-- Begin Dataset entries --

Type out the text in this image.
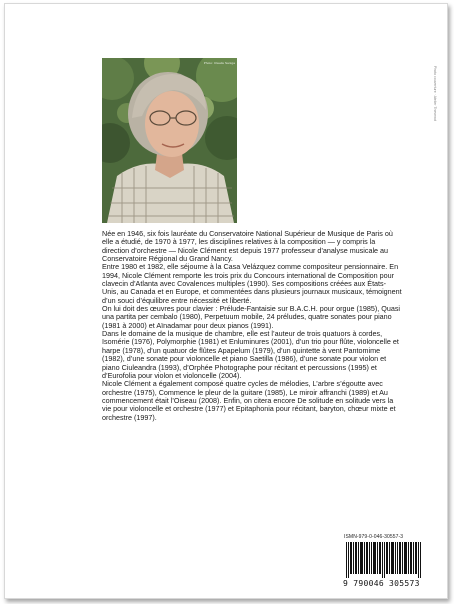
Photo: Claude Saniga
Photo couverture · Atelier Thevenot

Née en 1946, six fois lauréate du Conservatoire National Supérieur de Musique de Paris où elle a étudié, de 1970 à 1977, les disciplines relatives à la composition — y compris la direction d’orchestre — Nicole Clément est depuis 1977 professeur d’analyse musicale au Conservatoire Régional du Grand Nancy.

Entre 1980 et 1982, elle séjourne à la Casa Velázquez comme compositeur pensionnaire. En 1994, Nicole Clément remporte les trois prix du Concours international de Composition pour clavecin d’Atlanta avec Covalences multiples (1990). Ses compositions créées aux États-Unis, au Canada et en Europe, et commentées dans plusieurs journaux musicaux, témoignent d’un souci d’équilibre entre nécessité et liberté.

On lui doit des œuvres pour clavier : Prélude-Fantaisie sur B.A.C.H. pour orgue (1985), Quasi una partita per cembalo (1980), Perpetuum mobile, 24 préludes, quatre sonates pour piano (1981 à 2000) et Aïnadamar pour deux pianos (1991).

Dans le domaine de la musique de chambre, elle est l’auteur de trois quatuors à cordes, Isomérie (1976), Polymorphie (1981) et Enluminures (2001), d’un trio pour flûte, violoncelle et harpe (1978), d’un quatuor de flûtes Apapelum (1979), d’un quintette à vent Pantomime (1982), d’une sonate pour violoncelle et piano Saetilla (1986), d’une sonate pour violon et piano Ciuleandra (1993), d’Orphée Photographe pour récitant et percussions (1995) et d’Eurofolia pour violon et violoncelle (2004).

Nicole Clément a également composé quatre cycles de mélodies, L’arbre s’égoutte avec orchestre (1975), Commence le pleur de la guitare (1985), Le miroir affranchi (1989) et Au commencement était l’Oiseau (2008). Enfin, on citera encore De solitude en solitude vers la vie pour violoncelle et orchestre (1977) et Epitaphonia pour récitant, baryton, chœur mixte et orchestre (1997).

ISMN-979-0-046-30557-3
9 790046 305573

-- End Dataset entries --

_What is being asked_
Wherever the word "quatre" occurs in a line of the listing, copy that line.

_Solution to this task_
On lui doit des œuvres pour clavier : Prélude-Fantaisie sur B.A.C.H. pour orgue (1985), Quasi una partita per cembalo (1980), Perpetuum mobile, 24 préludes, quatre sonates pour piano (1981 à 2000) et Aïnadamar pour deux pianos (1991).
Nicole Clément a également composé quatre cycles de mélodies, L’arbre s’égoutte avec orchestre (1975), Commence le pleur de la guitare (1985), Le miroir affranchi (1989) et Au commencement était l’Oiseau (2008). Enfin, on citera encore De solitude en solitude vers la vie pour violoncelle et orchestre (1977) et Epitaphonia pour récitant, baryton, chœur mixte et orchestre (1997).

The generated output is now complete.